Could you count the lines in the listing that include the word "have"? Give only the number.

┌────────

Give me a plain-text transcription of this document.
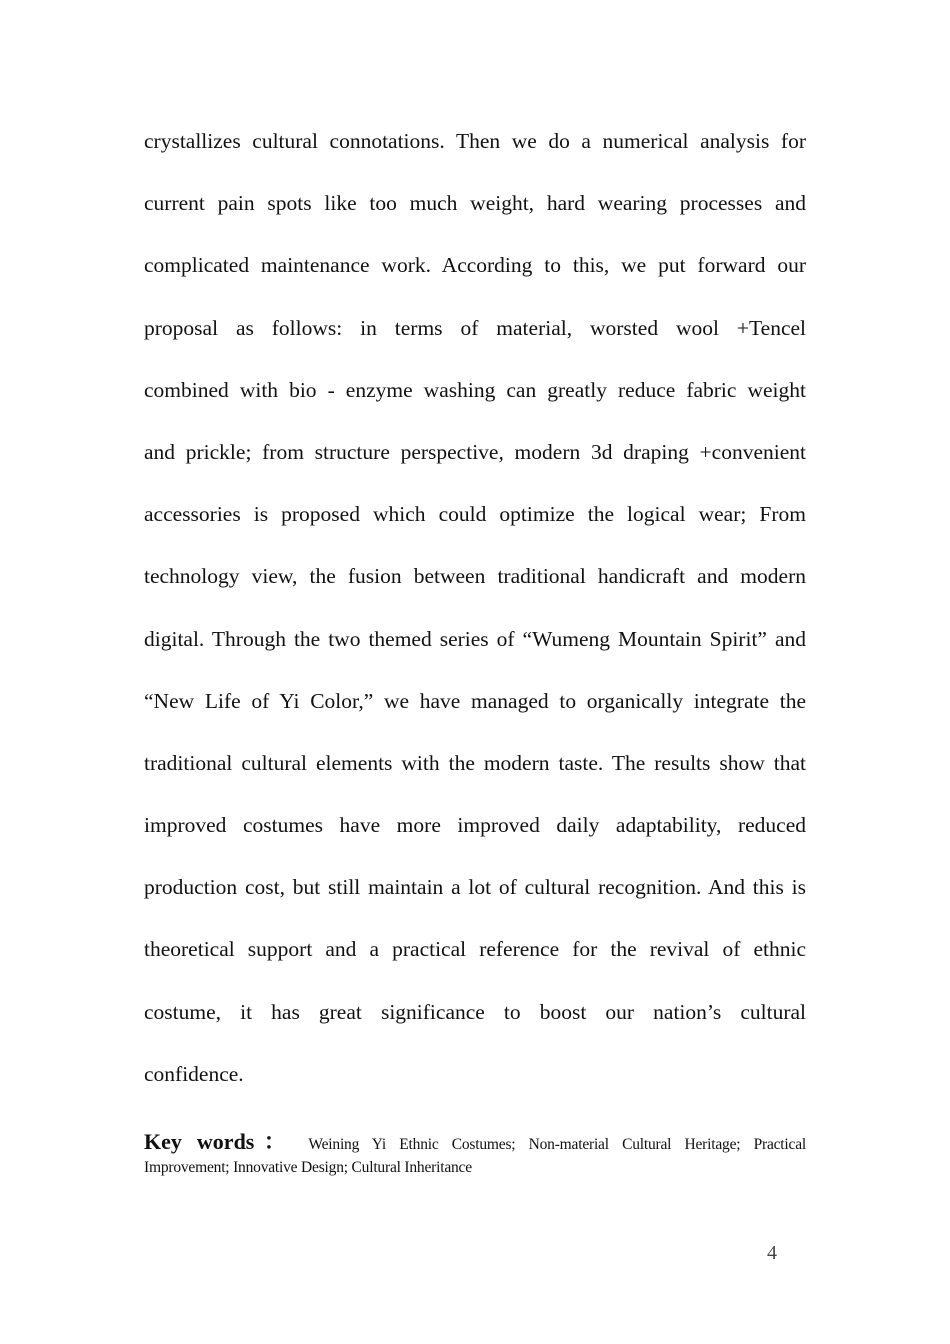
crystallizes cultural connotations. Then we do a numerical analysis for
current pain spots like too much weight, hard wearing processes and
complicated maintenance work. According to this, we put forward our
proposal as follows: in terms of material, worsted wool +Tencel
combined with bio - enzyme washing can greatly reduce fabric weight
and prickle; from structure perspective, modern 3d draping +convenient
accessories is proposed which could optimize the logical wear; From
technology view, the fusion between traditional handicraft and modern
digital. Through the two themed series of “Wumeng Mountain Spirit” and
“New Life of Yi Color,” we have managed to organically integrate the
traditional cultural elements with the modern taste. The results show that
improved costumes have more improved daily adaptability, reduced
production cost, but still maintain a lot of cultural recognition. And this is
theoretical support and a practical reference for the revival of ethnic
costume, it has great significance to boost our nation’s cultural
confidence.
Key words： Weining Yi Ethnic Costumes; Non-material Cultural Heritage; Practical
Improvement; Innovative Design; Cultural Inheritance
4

└────────
┌────────

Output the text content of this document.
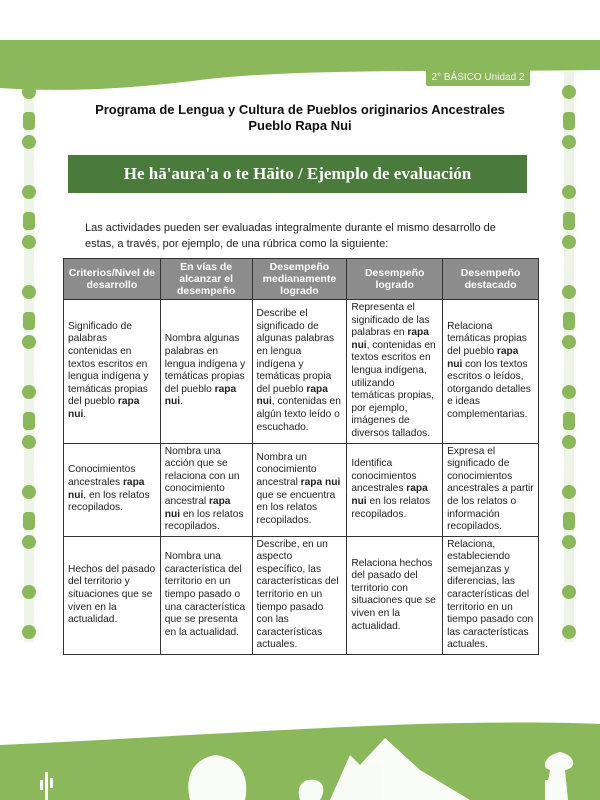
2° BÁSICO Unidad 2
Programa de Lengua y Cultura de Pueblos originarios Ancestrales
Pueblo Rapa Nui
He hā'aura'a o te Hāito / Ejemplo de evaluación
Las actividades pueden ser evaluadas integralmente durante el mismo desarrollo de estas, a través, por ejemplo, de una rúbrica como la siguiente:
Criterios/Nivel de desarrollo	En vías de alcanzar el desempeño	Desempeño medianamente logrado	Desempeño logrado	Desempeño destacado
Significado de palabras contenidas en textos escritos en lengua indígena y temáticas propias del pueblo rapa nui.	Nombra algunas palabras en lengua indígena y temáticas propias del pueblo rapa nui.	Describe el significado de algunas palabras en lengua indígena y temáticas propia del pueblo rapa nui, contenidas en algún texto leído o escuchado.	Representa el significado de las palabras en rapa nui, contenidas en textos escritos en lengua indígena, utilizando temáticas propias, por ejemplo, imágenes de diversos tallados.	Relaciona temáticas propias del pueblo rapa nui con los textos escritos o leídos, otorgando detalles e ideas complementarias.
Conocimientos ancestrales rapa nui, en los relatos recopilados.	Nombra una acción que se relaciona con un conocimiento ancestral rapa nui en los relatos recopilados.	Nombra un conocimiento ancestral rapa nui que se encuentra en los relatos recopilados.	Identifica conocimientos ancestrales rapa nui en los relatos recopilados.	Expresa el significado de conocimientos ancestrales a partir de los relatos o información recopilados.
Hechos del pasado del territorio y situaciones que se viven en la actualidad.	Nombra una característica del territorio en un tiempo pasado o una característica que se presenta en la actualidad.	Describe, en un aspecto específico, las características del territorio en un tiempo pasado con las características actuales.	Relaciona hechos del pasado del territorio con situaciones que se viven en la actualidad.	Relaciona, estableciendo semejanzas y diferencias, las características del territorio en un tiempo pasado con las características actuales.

└────────

■ **Finished exercise**
2